**Records from a data source**
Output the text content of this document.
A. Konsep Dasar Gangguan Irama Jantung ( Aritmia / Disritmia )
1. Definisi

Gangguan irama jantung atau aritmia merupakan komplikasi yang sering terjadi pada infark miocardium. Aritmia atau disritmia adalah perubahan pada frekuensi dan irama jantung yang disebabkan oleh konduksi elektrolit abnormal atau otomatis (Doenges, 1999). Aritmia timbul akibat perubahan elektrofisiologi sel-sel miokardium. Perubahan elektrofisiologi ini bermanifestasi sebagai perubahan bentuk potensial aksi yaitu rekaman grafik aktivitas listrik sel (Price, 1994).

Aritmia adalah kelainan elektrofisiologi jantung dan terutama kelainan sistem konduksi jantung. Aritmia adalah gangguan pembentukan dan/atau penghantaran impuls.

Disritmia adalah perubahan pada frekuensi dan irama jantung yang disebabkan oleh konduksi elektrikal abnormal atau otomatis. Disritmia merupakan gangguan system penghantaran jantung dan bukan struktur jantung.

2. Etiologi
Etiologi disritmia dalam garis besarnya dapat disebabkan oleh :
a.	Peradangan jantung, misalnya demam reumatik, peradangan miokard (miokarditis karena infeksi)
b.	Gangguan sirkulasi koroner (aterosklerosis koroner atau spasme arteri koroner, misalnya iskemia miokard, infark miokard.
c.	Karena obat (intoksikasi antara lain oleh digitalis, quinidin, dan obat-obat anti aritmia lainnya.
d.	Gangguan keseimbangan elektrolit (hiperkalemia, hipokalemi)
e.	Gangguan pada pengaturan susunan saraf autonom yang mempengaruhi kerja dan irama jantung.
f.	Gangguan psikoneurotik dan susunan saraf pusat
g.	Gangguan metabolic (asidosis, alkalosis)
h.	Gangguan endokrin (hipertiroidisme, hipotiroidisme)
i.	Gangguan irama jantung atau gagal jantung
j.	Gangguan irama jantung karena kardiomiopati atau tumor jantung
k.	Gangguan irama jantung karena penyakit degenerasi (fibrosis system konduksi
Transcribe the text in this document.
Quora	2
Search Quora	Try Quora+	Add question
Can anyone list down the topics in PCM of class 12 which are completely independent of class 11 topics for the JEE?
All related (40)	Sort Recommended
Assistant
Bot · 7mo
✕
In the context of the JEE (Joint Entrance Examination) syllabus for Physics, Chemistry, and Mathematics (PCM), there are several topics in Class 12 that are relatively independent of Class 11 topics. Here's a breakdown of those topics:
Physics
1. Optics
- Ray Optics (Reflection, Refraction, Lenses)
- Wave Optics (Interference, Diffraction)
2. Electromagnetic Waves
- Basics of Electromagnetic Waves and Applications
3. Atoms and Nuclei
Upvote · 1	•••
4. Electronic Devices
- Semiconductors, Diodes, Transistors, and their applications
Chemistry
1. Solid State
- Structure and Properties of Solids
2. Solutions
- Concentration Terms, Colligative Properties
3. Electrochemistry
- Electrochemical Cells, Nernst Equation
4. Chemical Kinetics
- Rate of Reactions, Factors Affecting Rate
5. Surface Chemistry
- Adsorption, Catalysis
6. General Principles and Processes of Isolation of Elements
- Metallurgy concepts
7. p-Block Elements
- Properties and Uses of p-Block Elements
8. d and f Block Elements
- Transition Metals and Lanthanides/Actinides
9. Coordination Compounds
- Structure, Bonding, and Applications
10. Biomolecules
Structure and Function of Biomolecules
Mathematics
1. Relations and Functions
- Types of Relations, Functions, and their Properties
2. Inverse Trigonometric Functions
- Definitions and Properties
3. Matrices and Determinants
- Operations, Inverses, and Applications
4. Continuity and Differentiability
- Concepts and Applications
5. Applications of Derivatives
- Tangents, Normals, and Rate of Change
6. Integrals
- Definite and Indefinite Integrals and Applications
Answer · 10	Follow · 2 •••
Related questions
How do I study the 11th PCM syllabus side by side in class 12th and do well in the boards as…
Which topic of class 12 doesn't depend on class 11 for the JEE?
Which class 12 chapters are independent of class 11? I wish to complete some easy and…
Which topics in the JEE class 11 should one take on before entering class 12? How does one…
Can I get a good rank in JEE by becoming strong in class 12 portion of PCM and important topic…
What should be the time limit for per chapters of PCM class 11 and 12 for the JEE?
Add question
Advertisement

**Requirement**
Check each line of the records for the word "chapters" and extract those that contain it.

**Answer**
Which class 12 chapters are independent of class 11? I wish to complete some easy and…
What should be the time limit for per chapters of PCM class 11 and 12 for the JEE?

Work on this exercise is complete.